**TRECHO APRESENTADO**
Igualmente, também foi violado importante dispositivo da Convenção Americana sobre Direitos Humanos (artigo 7),o qual determina que: 1) Toda pessoa tem direito à liberdade e à segurança pessoais; 2) Ninguém pode ser privado de sua liberdade física, salvo pelas causas e nas condições previamente fixadas pelas constituições políticas dos Estados Partes ou pelas leis de acordo com elas promulgadas; 3) Ninguém pode ser submetido a detenção ou encarceramento arbitrários; 4) Toda pessoa detida ou retida deve ser informada das razões da sua detenção e notificada, sem demora, da acusação ou acusações formuladas contra ela; 5) Toda pessoa privada da liberdade tem direito a recorrer a um juiz ou tribunal competente, a fim de que este decida, sem demora, sobre a legalidade de sua prisão ou detenção e ordene sua soltura se a prisão ou a detenção forem ilegais. Nos Estados Partes cujas leis prevê em que toda pessoa que se vir ameaçada de ser privada de sua liberdade tem direito a recorrer a um juiz ou tribunal competente a fim de que este decida sobre a legalidade de tal ameaça, tal recurso não pode ser restringido nem abolido. O recurso pode ser interposto pela própria pessoa ou por outra pessoa.

Não diferentemente, diversos dispositivos do Código de Processo Penal também foram violados: 1) artigo 282, § 6º, o qual determina que O juiz poderá, de ofício ou a pedido das partes, revogar a medida cautelar ou substituí-la quando verificar a falta de motivo para que subsista, bem como voltar a decretá-la, se sobrevierem razões que a justifiquem ; 2) artigo 283, o qual determina que Ninguém poderá ser preso senão em flagrante delito ou por ordem escrita e fundamentada da autoridade judiciária competente, em decorrência de prisão cautelar ou em virtude de condenação criminal transitada em julgado; 3) artigo 312, § 2º, por determinar que A decisão que decretar a prisão preventiva deve ser motivada e fundamentada em receio de perigo e existência concreta de fatos novos ou contemporâneos que justifiquem a aplicação da medida adotada; 4) artigo 315, o qual determina que A decisão que decretar, substituir ou denegar a prisão preventiva será sempre motivada e fundamentada, devendo o Juiz indicar concretamente a existência de fatos novos ou contemporâneos que justifiquem a aplicação da medida adotada; e, por fim; 5) artigo 387, § 1º, o qual impõe que O juiz decidirá, fundamentadamente, sobre a manutenção ou, se for o caso, a imposição de prisão preventiva ou de outra medida cautelar, sem prejuízo do conhecimento de apelação que vier a ser interposta.

3. QUAL FOI A ARGUMENTAÇÃO UTILIZADA NO HABEAS CORPUS PARA CONSEGUIR O DIREITO DE RECORRER EM LIBERDADE DO CONDENADO?

**EXERCÍCIO CURTO 1**
Nas entradas, atualize as linhas desde a que contém "row-checkbox[interactable] [1474,344,1485,356]" até a que contém "undo-button[interactable]: بازگشت به", incluindo ambas, trocando "row-select-cell" por "row-select-box" e deixando todo o resto igual. Apresente somente essas linhas.
**EXERCÍCIO CURTO 2**
Dê continuidade ao trecho sobre prisão e habeas corpus, começando logo depois da última frase apresentada.
O trecho e as entradas são materiais independentes, sem relação entre si.

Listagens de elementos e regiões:
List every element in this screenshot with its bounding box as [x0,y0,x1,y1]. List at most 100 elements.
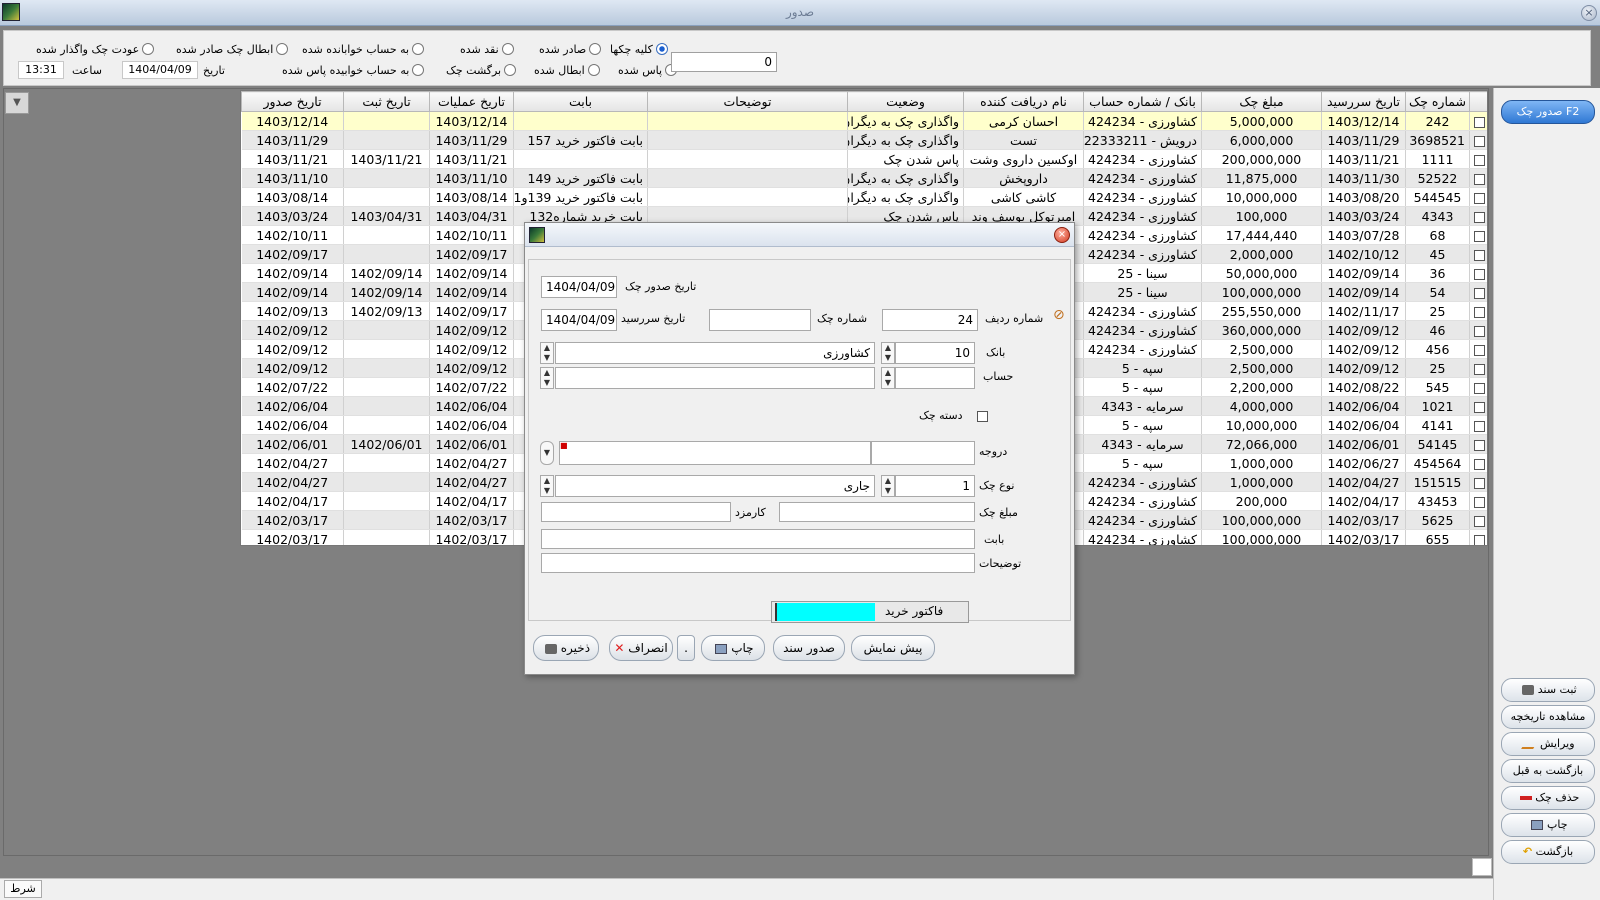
row-checkbox[interactable] [1474,344,1485,356]
cancel-button[interactable]: ✕ انصراف [609,635,673,661]
radio-deposited[interactable]: به حساب خوابانده شده [302,40,425,58]
column-header[interactable]: تاریخ سررسید [1321,91,1406,112]
dot-button[interactable]: . [677,635,695,661]
payee-dropdown[interactable]: ▼ [540,441,554,465]
row-checkbox[interactable] [1474,382,1485,394]
row-select-cell[interactable] [1469,529,1487,545]
radio-indicator[interactable] [501,43,514,55]
bank-name-field[interactable]: کشاورزی [555,342,875,364]
radio-return-assigned[interactable]: عودت چک واگذار شده [36,40,155,58]
row-checkbox[interactable] [1474,230,1485,242]
radio-indicator[interactable] [412,43,425,55]
radio-indicator[interactable] [587,64,600,76]
column-header[interactable]: تاریخ ثبت [343,91,430,112]
bank-code-field[interactable]: 10 [895,342,975,364]
row-select-cell[interactable] [1469,377,1487,397]
row-checkbox[interactable] [1474,287,1485,299]
check-type-name-spinner[interactable]: ▲ ▼ [540,475,554,497]
due-date-field[interactable]: 1404/04/09 [541,309,617,331]
preview-button[interactable]: پیش نمایش [851,635,935,661]
row-select-cell[interactable] [1469,206,1487,226]
account-name-field[interactable] [555,367,875,389]
radio-passed[interactable]: پاس شده [618,61,678,79]
view-history-button[interactable]: مشاهده تاریخچه [1501,705,1595,729]
radio-issued[interactable]: صادر شده [539,40,602,58]
amount-field[interactable] [779,502,975,522]
chevron-down-icon[interactable]: ▼ [5,92,29,114]
row-select-cell[interactable] [1469,282,1487,302]
radio-indicator[interactable] [504,64,517,76]
print-button[interactable]: چاپ [1501,813,1595,837]
column-header[interactable]: نام دریافت کننده [963,91,1084,112]
row-checkbox[interactable] [1474,154,1485,166]
row-select-cell[interactable] [1469,168,1487,188]
row-checkbox[interactable] [1474,135,1485,147]
window-close-icon[interactable]: × [1581,5,1597,21]
undo-button[interactable]: بازگشت به قبل [1501,759,1595,783]
row-select-cell[interactable] [1469,434,1487,454]
row-checkbox[interactable] [1474,420,1485,432]
select-column-header[interactable] [1469,91,1487,112]
column-header[interactable]: تاریخ صدور [241,91,344,112]
bank-name-spinner[interactable]: ▲ ▼ [540,342,554,364]
radio-deposited-passed[interactable]: به حساب خوابیده پاس شده [282,61,425,79]
print-dialog-button[interactable]: چاپ [701,635,765,661]
row-select-cell[interactable] [1469,149,1487,169]
back-button[interactable]: ↶ بازگشت [1501,840,1595,864]
radio-indicator[interactable] [655,43,668,55]
row-select-cell[interactable] [1469,453,1487,473]
delete-check-button[interactable]: حذف چک [1501,786,1595,810]
radio-indicator[interactable] [412,64,425,76]
radio-cashed[interactable]: نقد شده [460,40,514,58]
column-header[interactable]: شماره چک [1405,91,1470,112]
date-field[interactable]: 1404/04/09 [122,61,198,79]
table-row[interactable]: 544545 1403/08/20 10,000,000 کشاورزی - 4242… [241,187,1487,207]
radio-indicator[interactable] [142,43,155,55]
fee-field[interactable] [541,502,731,522]
row-select-cell[interactable] [1469,358,1487,378]
row-checkbox[interactable] [1474,363,1485,375]
condition-button[interactable]: شرط [4,880,42,898]
issue-check-button[interactable]: صدور چک F2 [1501,100,1595,124]
dialog-close-icon[interactable]: × [1054,227,1070,243]
radio-all-checks[interactable]: کلیه چکها [610,40,668,58]
desc-field[interactable] [541,553,975,573]
table-row[interactable]: 3698521 1403/11/29 6,000,000 درویش - 223332… [241,130,1487,150]
row-checkbox[interactable] [1474,211,1485,223]
row-select-cell[interactable] [1469,111,1487,131]
issue-doc-button[interactable]: صدور سند [773,635,845,661]
row-checkbox[interactable] [1474,458,1485,470]
row-checkbox[interactable] [1474,534,1485,545]
count-input[interactable]: 0 [671,52,777,72]
column-header[interactable]: بانک / شماره حساب [1083,91,1202,112]
radio-indicator[interactable] [276,43,289,55]
account-code-spinner[interactable]: ▲ ▼ [881,367,895,389]
for-field[interactable] [541,529,975,549]
row-checkbox[interactable] [1474,268,1485,280]
save-button[interactable]: ذخیره [533,635,599,661]
row-checkbox[interactable] [1474,116,1485,128]
row-select-cell[interactable] [1469,415,1487,435]
row-checkbox[interactable] [1474,306,1485,318]
row-checkbox[interactable] [1474,325,1485,337]
radio-indicator[interactable] [589,43,602,55]
row-select-cell[interactable] [1469,244,1487,264]
row-select-cell[interactable] [1469,491,1487,511]
row-checkbox[interactable] [1474,173,1485,185]
radio-bounced[interactable]: برگشت چک [446,61,517,79]
radio-cancel-issued[interactable]: ابطال چک صادر شده [176,40,289,58]
column-header[interactable]: بابت [513,91,648,112]
check-type-code-field[interactable]: 1 [895,475,975,497]
column-header[interactable]: تاریخ عملیات [429,91,514,112]
time-field[interactable]: 13:31 [18,61,64,79]
row-checkbox[interactable] [1474,477,1485,489]
column-header[interactable]: توضیحات [647,91,848,112]
row-checkbox[interactable] [1474,249,1485,261]
issue-date-field[interactable]: 1404/04/09 [541,276,617,298]
row-checkbox[interactable] [1474,439,1485,451]
row-select-cell[interactable] [1469,472,1487,492]
row-select-cell[interactable] [1469,339,1487,359]
check-type-code-spinner[interactable]: ▲ ▼ [881,475,895,497]
paperclip-icon[interactable]: ⊘ [1053,307,1065,323]
column-header[interactable]: مبلغ چک [1201,91,1322,112]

**RESULTADO FINAL 1**
row-checkbox[interactable] [1474,344,1485,356]
cancel-button[interactable]: ✕ انصراف [609,635,673,661]
radio-deposited[interactable]: به حساب خوابانده شده [302,40,425,58]
column-header[interactable]: تاریخ سررسید [1321,91,1406,112]
dot-button[interactable]: . [677,635,695,661]
payee-dropdown[interactable]: ▼ [540,441,554,465]
row-checkbox[interactable] [1474,382,1485,394]
row-select-box[interactable] [1469,529,1487,545]
radio-indicator[interactable] [501,43,514,55]
bank-name-field[interactable]: کشاورزی [555,342,875,364]
radio-return-assigned[interactable]: عودت چک واگذار شده [36,40,155,58]
row-checkbox[interactable] [1474,230,1485,242]
radio-indicator[interactable] [412,43,425,55]
radio-indicator[interactable] [587,64,600,76]
column-header[interactable]: تاریخ ثبت [343,91,430,112]
bank-code-field[interactable]: 10 [895,342,975,364]
row-select-box[interactable] [1469,377,1487,397]
row-checkbox[interactable] [1474,287,1485,299]
check-type-name-spinner[interactable]: ▲ ▼ [540,475,554,497]
due-date-field[interactable]: 1404/04/09 [541,309,617,331]
preview-button[interactable]: پیش نمایش [851,635,935,661]
row-select-box[interactable] [1469,206,1487,226]
account-name-field[interactable] [555,367,875,389]
radio-passed[interactable]: پاس شده [618,61,678,79]
view-history-button[interactable]: مشاهده تاریخچه [1501,705,1595,729]
radio-issued[interactable]: صادر شده [539,40,602,58]
amount-field[interactable] [779,502,975,522]
chevron-down-icon[interactable]: ▼ [5,92,29,114]
row-select-box[interactable] [1469,282,1487,302]
radio-indicator[interactable] [504,64,517,76]
print-button[interactable]: چاپ [1501,813,1595,837]
column-header[interactable]: نام دریافت کننده [963,91,1084,112]
row-checkbox[interactable] [1474,154,1485,166]
row-select-box[interactable] [1469,168,1487,188]
row-checkbox[interactable] [1474,135,1485,147]
window-close-icon[interactable]: × [1581,5,1597,21]
undo-button[interactable]: بازگشت به قبل [1501,759,1595,783]

**RESULTADO FINAL 2**
Na impetração tive o cuidado de demonstrar que a manutenção da prisão preventiva na sentença condenatória estava desprovida de mínima justificativa da sua necessidade.

Destaquei que o artigo 315, § 2º do CPP traz regras específicas para dizer quando NÃO se considera fundamentada uma decisão judicial. Esclareci também que neste dispositivo se tem sete hipóteses e, dentre estas, TODAS estão muito distantes da hipótese do caso, qual seja – a inexistência de uma única palavra para motivar a decisão de encarceramento -, o que evidenciava o tamanho da ilegalidade na liberdade de locomoção do sentenciado.

A referência – e não justificativa – da privação da liberdade do sentenciado tinha apenas duas linhas incompletas e onze palavras, onde, nestas circunstâncias era evidente que a decisão combatida não encontrava respaldo na jurisprudência remansosa da Corte Superior.

4. COMO TEM DECIDIDO O SUPERIOR TRIBUNAL DE JUSTIÇA A RESPEITO DO DIREITO AO RECURSO EM LIBERDADE?

A jurisprudência do Superior Tribunal de Justiça está assentada no sentido de que “[…]considerando a natureza excepcional da prisão preventiva, somente se verifica a possibilidade da sua imposição e manutenção quando evidenciado, de forma fundamentada em dados concretos, o preenchimento dos pressupostos e requisitos previstos no art. 312 do Código de Processo Penal – CPP. O art. 387 § 1º do CPP, por sua vez, dispõe que o Juiz deve decidir, por ocasião da prolação da sentença, de maneira fundamentada, acerca da manutenção ou, se for o caso, da imposição da preventiva ou de outra medida cautelar, sem prejuízo do conhecimento da apelação interposta.” (HC: 345100 SP 2015/0314605-3, Relator: Ministro Joel Ilan Paciornik, Data de Julgamento: 19/04/2016, T5 – Quinta Turma).

Igualmente também está pacificado o entendimento de que “[…] O fato de o réu ter permanecido preso durante toda a instrução criminal não justifica a negativa ao apelo em liberdade, quando se ampara em constrição antecipada manifestamente ilegal.”(STJ. HC 71543 / RJ. Ministro Arnaldo Esteves Lima. T5. – Quinta Turma).

Para saber mais sobre a jurisprudência a respeito da prisão preventiva, veja em https://www.henriquegoncalvessanches.com.br/prisao-preventiva-6-decisoes-que-voce-precisa-conhecer/

5. COMO DECIDIU O SUPERIOR TRIBUNAL DE JUSTIÇA NO HABEAS CORPUS?

Neste julgamento, o Ministro relator julgou monocratimente o mérito do Habeas Corpus, quando convalidou a liminar anteriormente concedida, para reafirmar a orientação daquela Corte: “é direito do réu, ao ser sentenciado, ter nova análise cautelar de sua segregação, pois ainda não se formou juízo definitivo de condenação e somente a demonstração da necessidade da cautela máxima autoriza sua manutenção”.

Por fim, a decisão de concessão de liberdade ainda fez destacar que “Chega a surpreender que ainda se vejam decisões com tamanha falta de fundamentação, mormente em um caso grave como o ora examinado, que nem demandaria muito esforço para atender ao requisito básico de qualquer decisão judicial”.

6. CONCLUSÃO.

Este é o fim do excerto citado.